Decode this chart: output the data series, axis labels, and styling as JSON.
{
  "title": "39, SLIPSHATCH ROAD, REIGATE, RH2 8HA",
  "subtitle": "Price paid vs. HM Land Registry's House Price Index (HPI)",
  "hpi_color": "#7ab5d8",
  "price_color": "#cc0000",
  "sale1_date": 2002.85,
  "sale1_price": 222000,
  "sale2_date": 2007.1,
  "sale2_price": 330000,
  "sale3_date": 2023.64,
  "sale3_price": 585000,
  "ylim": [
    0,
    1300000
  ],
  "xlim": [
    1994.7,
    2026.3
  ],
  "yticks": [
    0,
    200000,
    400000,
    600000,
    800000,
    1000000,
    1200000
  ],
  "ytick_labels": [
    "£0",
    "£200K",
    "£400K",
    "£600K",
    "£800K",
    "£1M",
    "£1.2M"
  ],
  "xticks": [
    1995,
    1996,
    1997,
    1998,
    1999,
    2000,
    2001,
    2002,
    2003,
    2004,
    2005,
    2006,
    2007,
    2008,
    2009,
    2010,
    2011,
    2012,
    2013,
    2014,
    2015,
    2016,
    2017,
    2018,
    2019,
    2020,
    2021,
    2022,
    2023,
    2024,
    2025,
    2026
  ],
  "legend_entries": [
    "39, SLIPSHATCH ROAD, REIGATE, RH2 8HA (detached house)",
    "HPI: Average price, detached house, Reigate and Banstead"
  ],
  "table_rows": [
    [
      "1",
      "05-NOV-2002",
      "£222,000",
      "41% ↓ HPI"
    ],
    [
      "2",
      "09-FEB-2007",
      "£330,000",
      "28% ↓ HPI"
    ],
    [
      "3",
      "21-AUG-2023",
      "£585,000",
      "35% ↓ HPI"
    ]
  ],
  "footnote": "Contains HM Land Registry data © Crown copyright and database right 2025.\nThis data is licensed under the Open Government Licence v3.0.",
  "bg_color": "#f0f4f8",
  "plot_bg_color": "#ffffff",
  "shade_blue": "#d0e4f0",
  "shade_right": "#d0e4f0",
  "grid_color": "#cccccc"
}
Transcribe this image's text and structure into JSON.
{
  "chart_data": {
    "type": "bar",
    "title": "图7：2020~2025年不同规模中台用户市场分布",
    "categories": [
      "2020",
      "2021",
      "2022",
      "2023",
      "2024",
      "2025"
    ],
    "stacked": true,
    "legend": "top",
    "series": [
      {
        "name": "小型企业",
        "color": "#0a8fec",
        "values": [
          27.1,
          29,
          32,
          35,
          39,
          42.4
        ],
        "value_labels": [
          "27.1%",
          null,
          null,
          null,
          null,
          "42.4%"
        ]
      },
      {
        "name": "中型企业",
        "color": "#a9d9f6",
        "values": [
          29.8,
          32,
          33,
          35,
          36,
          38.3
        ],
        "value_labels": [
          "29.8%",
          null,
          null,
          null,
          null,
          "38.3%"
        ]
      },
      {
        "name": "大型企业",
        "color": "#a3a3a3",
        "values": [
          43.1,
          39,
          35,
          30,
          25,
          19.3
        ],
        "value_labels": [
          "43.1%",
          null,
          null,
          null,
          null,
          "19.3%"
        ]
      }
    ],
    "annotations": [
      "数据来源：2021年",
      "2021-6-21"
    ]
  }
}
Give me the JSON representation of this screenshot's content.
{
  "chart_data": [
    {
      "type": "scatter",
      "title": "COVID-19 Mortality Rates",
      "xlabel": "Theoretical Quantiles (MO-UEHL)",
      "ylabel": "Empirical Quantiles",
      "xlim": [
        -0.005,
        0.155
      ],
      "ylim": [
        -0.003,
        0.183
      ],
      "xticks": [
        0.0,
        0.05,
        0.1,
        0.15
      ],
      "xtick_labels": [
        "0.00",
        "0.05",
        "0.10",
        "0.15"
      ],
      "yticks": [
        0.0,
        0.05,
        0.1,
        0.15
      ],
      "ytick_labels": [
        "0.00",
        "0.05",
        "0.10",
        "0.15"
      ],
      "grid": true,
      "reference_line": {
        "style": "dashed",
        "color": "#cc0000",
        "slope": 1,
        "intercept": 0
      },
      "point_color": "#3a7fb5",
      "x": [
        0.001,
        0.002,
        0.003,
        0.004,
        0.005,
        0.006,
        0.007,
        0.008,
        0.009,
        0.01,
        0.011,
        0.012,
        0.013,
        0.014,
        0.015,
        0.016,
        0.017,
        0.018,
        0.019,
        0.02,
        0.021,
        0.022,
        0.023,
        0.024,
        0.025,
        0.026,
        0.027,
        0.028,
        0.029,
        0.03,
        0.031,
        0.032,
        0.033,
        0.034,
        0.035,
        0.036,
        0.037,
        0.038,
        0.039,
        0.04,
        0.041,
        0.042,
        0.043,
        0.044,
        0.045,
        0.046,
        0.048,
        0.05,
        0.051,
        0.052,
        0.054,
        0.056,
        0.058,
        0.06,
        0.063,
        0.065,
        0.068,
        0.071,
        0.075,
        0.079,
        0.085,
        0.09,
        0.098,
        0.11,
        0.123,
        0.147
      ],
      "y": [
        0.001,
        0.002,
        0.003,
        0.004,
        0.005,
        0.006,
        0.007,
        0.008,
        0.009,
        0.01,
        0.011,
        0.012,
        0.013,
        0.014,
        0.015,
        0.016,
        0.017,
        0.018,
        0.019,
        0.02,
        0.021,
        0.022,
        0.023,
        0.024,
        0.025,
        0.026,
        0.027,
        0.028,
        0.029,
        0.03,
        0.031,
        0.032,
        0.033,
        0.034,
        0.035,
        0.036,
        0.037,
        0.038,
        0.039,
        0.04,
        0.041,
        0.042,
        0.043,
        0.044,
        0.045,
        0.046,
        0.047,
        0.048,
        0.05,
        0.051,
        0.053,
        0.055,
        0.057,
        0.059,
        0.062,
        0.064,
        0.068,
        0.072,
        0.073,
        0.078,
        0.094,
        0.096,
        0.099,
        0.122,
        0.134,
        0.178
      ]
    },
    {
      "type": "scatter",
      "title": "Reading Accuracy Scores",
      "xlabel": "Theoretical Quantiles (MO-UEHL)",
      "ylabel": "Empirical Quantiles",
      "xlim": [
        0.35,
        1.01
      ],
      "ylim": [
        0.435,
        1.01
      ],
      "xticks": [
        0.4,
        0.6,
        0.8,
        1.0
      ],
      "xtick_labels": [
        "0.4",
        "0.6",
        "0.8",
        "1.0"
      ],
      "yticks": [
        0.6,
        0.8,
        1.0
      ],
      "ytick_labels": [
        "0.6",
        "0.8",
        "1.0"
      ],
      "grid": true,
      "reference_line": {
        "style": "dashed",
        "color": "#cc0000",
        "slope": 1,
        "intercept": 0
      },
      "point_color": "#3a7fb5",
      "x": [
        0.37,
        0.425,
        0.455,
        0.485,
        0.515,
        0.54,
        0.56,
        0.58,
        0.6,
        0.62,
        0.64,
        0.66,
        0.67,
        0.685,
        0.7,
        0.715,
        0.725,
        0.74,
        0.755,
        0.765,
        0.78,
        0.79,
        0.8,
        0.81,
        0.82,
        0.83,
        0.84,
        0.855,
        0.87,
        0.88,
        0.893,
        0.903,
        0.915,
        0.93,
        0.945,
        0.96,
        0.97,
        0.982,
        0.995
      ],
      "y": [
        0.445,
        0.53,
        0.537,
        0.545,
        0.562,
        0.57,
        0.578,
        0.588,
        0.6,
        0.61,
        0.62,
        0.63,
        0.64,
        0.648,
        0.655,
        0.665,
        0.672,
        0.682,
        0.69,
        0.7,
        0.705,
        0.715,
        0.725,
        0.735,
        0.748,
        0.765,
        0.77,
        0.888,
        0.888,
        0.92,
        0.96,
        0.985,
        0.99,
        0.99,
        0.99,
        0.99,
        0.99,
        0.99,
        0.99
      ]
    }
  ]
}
________________________________________
**THE REQUEST**
Transcribe every entry exactly.

**EXERCISE OUTPUT**
Decode this chart: output the data series, axis labels, and styling as JSON.
{
  "title": "39, SLIPSHATCH ROAD, REIGATE, RH2 8HA",
  "subtitle": "Price paid vs. HM Land Registry's House Price Index (HPI)",
  "hpi_color": "#7ab5d8",
  "price_color": "#cc0000",
  "sale1_date": 2002.85,
  "sale1_price": 222000,
  "sale2_date": 2007.1,
  "sale2_price": 330000,
  "sale3_date": 2023.64,
  "sale3_price": 585000,
  "ylim": [
    0,
    1300000
  ],
  "xlim": [
    1994.7,
    2026.3
  ],
  "yticks": [
    0,
    200000,
    400000,
    600000,
    800000,
    1000000,
    1200000
  ],
  "ytick_labels": [
    "£0",
    "£200K",
    "£400K",
    "£600K",
    "£800K",
    "£1M",
    "£1.2M"
  ],
  "xticks": [
    1995,
    1996,
    1997,
    1998,
    1999,
    2000,
    2001,
    2002,
    2003,
    2004,
    2005,
    2006,
    2007,
    2008,
    2009,
    2010,
    2011,
    2012,
    2013,
    2014,
    2015,
    2016,
    2017,
    2018,
    2019,
    2020,
    2021,
    2022,
    2023,
    2024,
    2025,
    2026
  ],
  "legend_entries": [
    "39, SLIPSHATCH ROAD, REIGATE, RH2 8HA (detached house)",
    "HPI: Average price, detached house, Reigate and Banstead"
  ],
  "table_rows": [
    [
      "1",
      "05-NOV-2002",
      "£222,000",
      "41% ↓ HPI"
    ],
    [
      "2",
      "09-FEB-2007",
      "£330,000",
      "28% ↓ HPI"
    ],
    [
      "3",
      "21-AUG-2023",
      "£585,000",
      "35% ↓ HPI"
    ]
  ],
  "footnote": "Contains HM Land Registry data © Crown copyright and database right 2025.\nThis data is licensed under the Open Government Licence v3.0.",
  "bg_color": "#f0f4f8",
  "plot_bg_color": "#ffffff",
  "shade_blue": "#d0e4f0",
  "shade_right": "#d0e4f0",
  "grid_color": "#cccccc"
}
Transcribe this image's text and structure into JSON.
{
  "chart_data": {
    "type": "bar",
    "title": "图7：2020~2025年不同规模中台用户市场分布",
    "categories": [
      "2020",
      "2021",
      "2022",
      "2023",
      "2024",
      "2025"
    ],
    "stacked": true,
    "legend": "top",
    "series": [
      {
        "name": "小型企业",
        "color": "#0a8fec",
        "values": [
          27.1,
          29,
          32,
          35,
          39,
          42.4
        ],
        "value_labels": [
          "27.1%",
          null,
          null,
          null,
          null,
          "42.4%"
        ]
      },
      {
        "name": "中型企业",
        "color": "#a9d9f6",
        "values": [
          29.8,
          32,
          33,
          35,
          36,
          38.3
        ],
        "value_labels": [
          "29.8%",
          null,
          null,
          null,
          null,
          "38.3%"
        ]
      },
      {
        "name": "大型企业",
        "color": "#a3a3a3",
        "values": [
          43.1,
          39,
          35,
          30,
          25,
          19.3
        ],
        "value_labels": [
          "43.1%",
          null,
          null,
          null,
          null,
          "19.3%"
        ]
      }
    ],
    "annotations": [
      "数据来源：2021年",
      "2021-6-21"
    ]
  }
}
Give me the JSON representation of this screenshot's content.
{
  "chart_data": [
    {
      "type": "scatter",
      "title": "COVID-19 Mortality Rates",
      "xlabel": "Theoretical Quantiles (MO-UEHL)",
      "ylabel": "Empirical Quantiles",
      "xlim": [
        -0.005,
        0.155
      ],
      "ylim": [
        -0.003,
        0.183
      ],
      "xticks": [
        0.0,
        0.05,
        0.1,
        0.15
      ],
      "xtick_labels": [
        "0.00",
        "0.05",
        "0.10",
        "0.15"
      ],
      "yticks": [
        0.0,
        0.05,
        0.1,
        0.15
      ],
      "ytick_labels": [
        "0.00",
        "0.05",
        "0.10",
        "0.15"
      ],
      "grid": true,
      "reference_line": {
        "style": "dashed",
        "color": "#cc0000",
        "slope": 1,
        "intercept": 0
      },
      "point_color": "#3a7fb5",
      "x": [
        0.001,
        0.002,
        0.003,
        0.004,
        0.005,
        0.006,
        0.007,
        0.008,
        0.009,
        0.01,
        0.011,
        0.012,
        0.013,
        0.014,
        0.015,
        0.016,
        0.017,
        0.018,
        0.019,
        0.02,
        0.021,
        0.022,
        0.023,
        0.024,
        0.025,
        0.026,
        0.027,
        0.028,
        0.029,
        0.03,
        0.031,
        0.032,
        0.033,
        0.034,
        0.035,
        0.036,
        0.037,
        0.038,
        0.039,
        0.04,
        0.041,
        0.042,
        0.043,
        0.044,
        0.045,
        0.046,
        0.048,
        0.05,
        0.051,
        0.052,
        0.054,
        0.056,
        0.058,
        0.06,
        0.063,
        0.065,
        0.068,
        0.071,
        0.075,
        0.079,
        0.085,
        0.09,
        0.098,
        0.11,
        0.123,
        0.147
      ],
      "y": [
        0.001,
        0.002,
        0.003,
        0.004,
        0.005,
        0.006,
        0.007,
        0.008,
        0.009,
        0.01,
        0.011,
        0.012,
        0.013,
        0.014,
        0.015,
        0.016,
        0.017,
        0.018,
        0.019,
        0.02,
        0.021,
        0.022,
        0.023,
        0.024,
        0.025,
        0.026,
        0.027,
        0.028,
        0.029,
        0.03,
        0.031,
        0.032,
        0.033,
        0.034,
        0.035,
        0.036,
        0.037,
        0.038,
        0.039,
        0.04,
        0.041,
        0.042,
        0.043,
        0.044,
        0.045,
        0.046,
        0.047,
        0.048,
        0.05,
        0.051,
        0.053,
        0.055,
        0.057,
        0.059,
        0.062,
        0.064,
        0.068,
        0.072,
        0.073,
        0.078,
        0.094,
        0.096,
        0.099,
        0.122,
        0.134,
        0.178
      ]
    },
    {
      "type": "scatter",
      "title": "Reading Accuracy Scores",
      "xlabel": "Theoretical Quantiles (MO-UEHL)",
      "ylabel": "Empirical Quantiles",
      "xlim": [
        0.35,
        1.01
      ],
      "ylim": [
        0.435,
        1.01
      ],
      "xticks": [
        0.4,
        0.6,
        0.8,
        1.0
      ],
      "xtick_labels": [
        "0.4",
        "0.6",
        "0.8",
        "1.0"
      ],
      "yticks": [
        0.6,
        0.8,
        1.0
      ],
      "ytick_labels": [
        "0.6",
        "0.8",
        "1.0"
      ],
      "grid": true,
      "reference_line": {
        "style": "dashed",
        "color": "#cc0000",
        "slope": 1,
        "intercept": 0
      },
      "point_color": "#3a7fb5",
      "x": [
        0.37,
        0.425,
        0.455,
        0.485,
        0.515,
        0.54,
        0.56,
        0.58,
        0.6,
        0.62,
        0.64,
        0.66,
        0.67,
        0.685,
        0.7,
        0.715,
        0.725,
        0.74,
        0.755,
        0.765,
        0.78,
        0.79,
        0.8,
        0.81,
        0.82,
        0.83,
        0.84,
        0.855,
        0.87,
        0.88,
        0.893,
        0.903,
        0.915,
        0.93,
        0.945,
        0.96,
        0.97,
        0.982,
        0.995
      ],
      "y": [
        0.445,
        0.53,
        0.537,
        0.545,
        0.562,
        0.57,
        0.578,
        0.588,
        0.6,
        0.61,
        0.62,
        0.63,
        0.64,
        0.648,
        0.655,
        0.665,
        0.672,
        0.682,
        0.69,
        0.7,
        0.705,
        0.715,
        0.725,
        0.735,
        0.748,
        0.765,
        0.77,
        0.888,
        0.888,
        0.92,
        0.96,
        0.985,
        0.99,
        0.99,
        0.99,
        0.99,
        0.99,
        0.99,
        0.99
      ]
    }
  ]
}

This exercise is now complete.